**Material for the task**.
========================================

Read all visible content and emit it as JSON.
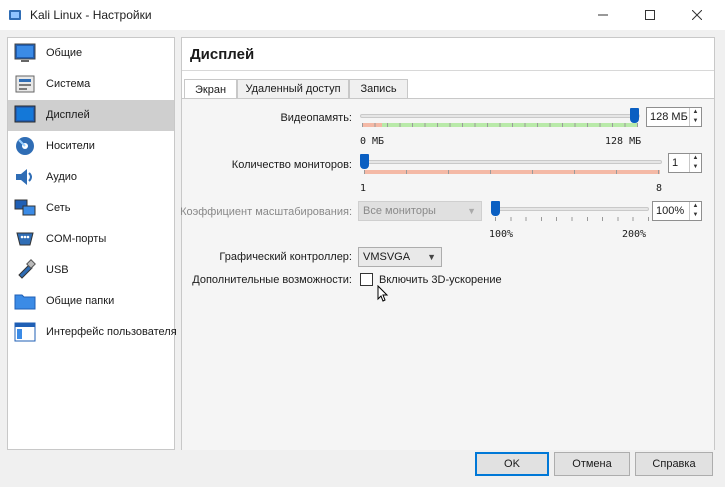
{
  "window": {
    "title": "Kali Linux - Настройки",
    "icons": [
      "virtualbox-icon",
      "minimize-icon",
      "maximize-icon",
      "close-icon"
    ]
  },
  "sidebar": {
    "items": [
      {
        "label": "Общие",
        "icon": "general-icon"
      },
      {
        "label": "Система",
        "icon": "system-icon"
      },
      {
        "label": "Дисплей",
        "icon": "display-icon",
        "active": true
      },
      {
        "label": "Носители",
        "icon": "storage-icon"
      },
      {
        "label": "Аудио",
        "icon": "audio-icon"
      },
      {
        "label": "Сеть",
        "icon": "network-icon"
      },
      {
        "label": "COM-порты",
        "icon": "serial-port-icon"
      },
      {
        "label": "USB",
        "icon": "usb-icon"
      },
      {
        "label": "Общие папки",
        "icon": "shared-folders-icon"
      },
      {
        "label": "Интерфейс пользователя",
        "icon": "user-interface-icon"
      }
    ]
  },
  "main": {
    "title": "Дисплей",
    "tabs": [
      {
        "label": "Экран",
        "active": true
      },
      {
        "label": "Удаленный доступ"
      },
      {
        "label": "Запись"
      }
    ],
    "screen": {
      "video_memory": {
        "label": "Видеопамять:",
        "value": "128 МБ",
        "min_label": "0 МБ",
        "max_label": "128 МБ",
        "fraction": 1.0
      },
      "monitors": {
        "label": "Количество мониторов:",
        "value": "1",
        "min_label": "1",
        "max_label": "8",
        "fraction": 0.0
      },
      "scale": {
        "label": "Коэффициент масштабирования:",
        "combo": "Все мониторы",
        "value": "100%",
        "min_label": "100%",
        "max_label": "200%",
        "fraction": 0.0
      },
      "graphics_controller": {
        "label": "Графический контроллер:",
        "value": "VMSVGA"
      },
      "extended": {
        "label": "Дополнительные возможности:",
        "checkbox_label": "Включить 3D-ускорение",
        "checked": false
      }
    }
  },
  "buttons": {
    "ok": "OK",
    "cancel": "Отмена",
    "help": "Справка"
  },
  "colors": {
    "accent": "#0a5fc2",
    "range_good": "#b9eaa9",
    "range_bad": "#f4b9a6"
  }
}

========================================

**Your instructions**.
Reproduce the whole listing word for word, setting aside any pictures.

**Written solution**.
Read all visible content and emit it as JSON.
{
  "window": {
    "title": "Kali Linux - Настройки",
    "icons": [
      "virtualbox-icon",
      "minimize-icon",
      "maximize-icon",
      "close-icon"
    ]
  },
  "sidebar": {
    "items": [
      {
        "label": "Общие",
        "icon": "general-icon"
      },
      {
        "label": "Система",
        "icon": "system-icon"
      },
      {
        "label": "Дисплей",
        "icon": "display-icon",
        "active": true
      },
      {
        "label": "Носители",
        "icon": "storage-icon"
      },
      {
        "label": "Аудио",
        "icon": "audio-icon"
      },
      {
        "label": "Сеть",
        "icon": "network-icon"
      },
      {
        "label": "COM-порты",
        "icon": "serial-port-icon"
      },
      {
        "label": "USB",
        "icon": "usb-icon"
      },
      {
        "label": "Общие папки",
        "icon": "shared-folders-icon"
      },
      {
        "label": "Интерфейс пользователя",
        "icon": "user-interface-icon"
      }
    ]
  },
  "main": {
    "title": "Дисплей",
    "tabs": [
      {
        "label": "Экран",
        "active": true
      },
      {
        "label": "Удаленный доступ"
      },
      {
        "label": "Запись"
      }
    ],
    "screen": {
      "video_memory": {
        "label": "Видеопамять:",
        "value": "128 МБ",
        "min_label": "0 МБ",
        "max_label": "128 МБ",
        "fraction": 1.0
      },
      "monitors": {
        "label": "Количество мониторов:",
        "value": "1",
        "min_label": "1",
        "max_label": "8",
        "fraction": 0.0
      },
      "scale": {
        "label": "Коэффициент масштабирования:",
        "combo": "Все мониторы",
        "value": "100%",
        "min_label": "100%",
        "max_label": "200%",
        "fraction": 0.0
      },
      "graphics_controller": {
        "label": "Графический контроллер:",
        "value": "VMSVGA"
      },
      "extended": {
        "label": "Дополнительные возможности:",
        "checkbox_label": "Включить 3D-ускорение",
        "checked": false
      }
    }
  },
  "buttons": {
    "ok": "OK",
    "cancel": "Отмена",
    "help": "Справка"
  },
  "colors": {
    "accent": "#0a5fc2",
    "range_good": "#b9eaa9",
    "range_bad": "#f4b9a6"
  }
}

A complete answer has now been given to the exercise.